:: Data lines ::
====

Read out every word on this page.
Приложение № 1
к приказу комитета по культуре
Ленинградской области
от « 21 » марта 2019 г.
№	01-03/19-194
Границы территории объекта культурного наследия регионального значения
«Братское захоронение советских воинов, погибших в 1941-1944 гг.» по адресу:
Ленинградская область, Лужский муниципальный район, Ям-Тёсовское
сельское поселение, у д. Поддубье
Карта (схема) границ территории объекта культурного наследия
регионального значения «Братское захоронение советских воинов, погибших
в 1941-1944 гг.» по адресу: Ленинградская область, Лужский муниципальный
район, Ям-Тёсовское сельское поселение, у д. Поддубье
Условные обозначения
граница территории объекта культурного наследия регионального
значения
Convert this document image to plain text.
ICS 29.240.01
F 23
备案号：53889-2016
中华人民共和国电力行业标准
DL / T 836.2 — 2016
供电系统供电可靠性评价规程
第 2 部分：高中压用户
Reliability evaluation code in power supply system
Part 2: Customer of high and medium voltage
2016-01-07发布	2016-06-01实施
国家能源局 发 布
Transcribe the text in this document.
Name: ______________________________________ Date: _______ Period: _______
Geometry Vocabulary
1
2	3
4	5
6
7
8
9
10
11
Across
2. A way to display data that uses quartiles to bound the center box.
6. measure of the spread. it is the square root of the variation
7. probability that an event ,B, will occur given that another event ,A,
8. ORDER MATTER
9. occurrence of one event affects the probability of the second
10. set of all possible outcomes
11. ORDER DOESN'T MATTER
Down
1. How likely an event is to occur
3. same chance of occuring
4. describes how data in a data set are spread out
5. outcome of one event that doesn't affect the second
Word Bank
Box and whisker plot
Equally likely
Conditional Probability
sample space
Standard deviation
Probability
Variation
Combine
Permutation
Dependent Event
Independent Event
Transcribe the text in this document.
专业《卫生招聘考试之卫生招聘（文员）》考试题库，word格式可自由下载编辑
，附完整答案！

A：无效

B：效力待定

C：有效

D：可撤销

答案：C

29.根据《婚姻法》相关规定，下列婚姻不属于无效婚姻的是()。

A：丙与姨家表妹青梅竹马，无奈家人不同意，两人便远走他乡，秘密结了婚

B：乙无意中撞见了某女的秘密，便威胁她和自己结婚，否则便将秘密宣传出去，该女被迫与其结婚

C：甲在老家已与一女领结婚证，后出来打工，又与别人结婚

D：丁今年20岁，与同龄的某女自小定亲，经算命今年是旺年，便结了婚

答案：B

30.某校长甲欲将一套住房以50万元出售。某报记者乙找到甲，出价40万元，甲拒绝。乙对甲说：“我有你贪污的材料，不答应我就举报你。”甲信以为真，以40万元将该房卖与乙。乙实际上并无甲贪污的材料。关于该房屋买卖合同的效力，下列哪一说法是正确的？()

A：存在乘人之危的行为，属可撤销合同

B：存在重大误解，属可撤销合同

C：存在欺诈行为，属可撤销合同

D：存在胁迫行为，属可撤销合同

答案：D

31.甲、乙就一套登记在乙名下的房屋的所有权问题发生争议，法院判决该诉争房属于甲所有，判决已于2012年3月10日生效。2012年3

====

:: To be done ::
Choose all lines containing the string "наследия" and copy them out.

:: Answer for this exercise ::
Границы территории объекта культурного наследия регионального значения
Карта (схема) границ территории объекта культурного наследия
граница территории объекта культурного наследия регионального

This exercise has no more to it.